- **Stored data**
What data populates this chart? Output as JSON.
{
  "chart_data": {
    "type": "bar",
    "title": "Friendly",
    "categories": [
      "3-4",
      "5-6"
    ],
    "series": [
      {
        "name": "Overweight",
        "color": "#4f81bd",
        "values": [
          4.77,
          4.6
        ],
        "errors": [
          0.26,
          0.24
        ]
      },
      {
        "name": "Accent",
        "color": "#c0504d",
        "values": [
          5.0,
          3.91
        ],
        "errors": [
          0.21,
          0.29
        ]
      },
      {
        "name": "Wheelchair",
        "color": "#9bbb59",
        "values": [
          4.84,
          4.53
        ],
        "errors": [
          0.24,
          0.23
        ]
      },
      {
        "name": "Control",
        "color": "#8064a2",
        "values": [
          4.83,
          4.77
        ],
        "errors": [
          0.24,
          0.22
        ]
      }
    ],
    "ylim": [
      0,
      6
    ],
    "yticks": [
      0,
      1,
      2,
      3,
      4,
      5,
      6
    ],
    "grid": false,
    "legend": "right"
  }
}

- **What you will do**
Reproduce the listing in full. Keep it exactly as written.

- **Answer to the task**
What data populates this chart? Output as JSON.
{
  "chart_data": {
    "type": "bar",
    "title": "Friendly",
    "categories": [
      "3-4",
      "5-6"
    ],
    "series": [
      {
        "name": "Overweight",
        "color": "#4f81bd",
        "values": [
          4.77,
          4.6
        ],
        "errors": [
          0.26,
          0.24
        ]
      },
      {
        "name": "Accent",
        "color": "#c0504d",
        "values": [
          5.0,
          3.91
        ],
        "errors": [
          0.21,
          0.29
        ]
      },
      {
        "name": "Wheelchair",
        "color": "#9bbb59",
        "values": [
          4.84,
          4.53
        ],
        "errors": [
          0.24,
          0.23
        ]
      },
      {
        "name": "Control",
        "color": "#8064a2",
        "values": [
          4.83,
          4.77
        ],
        "errors": [
          0.24,
          0.22
        ]
      }
    ],
    "ylim": [
      0,
      6
    ],
    "yticks": [
      0,
      1,
      2,
      3,
      4,
      5,
      6
    ],
    "grid": false,
    "legend": "right"
  }
}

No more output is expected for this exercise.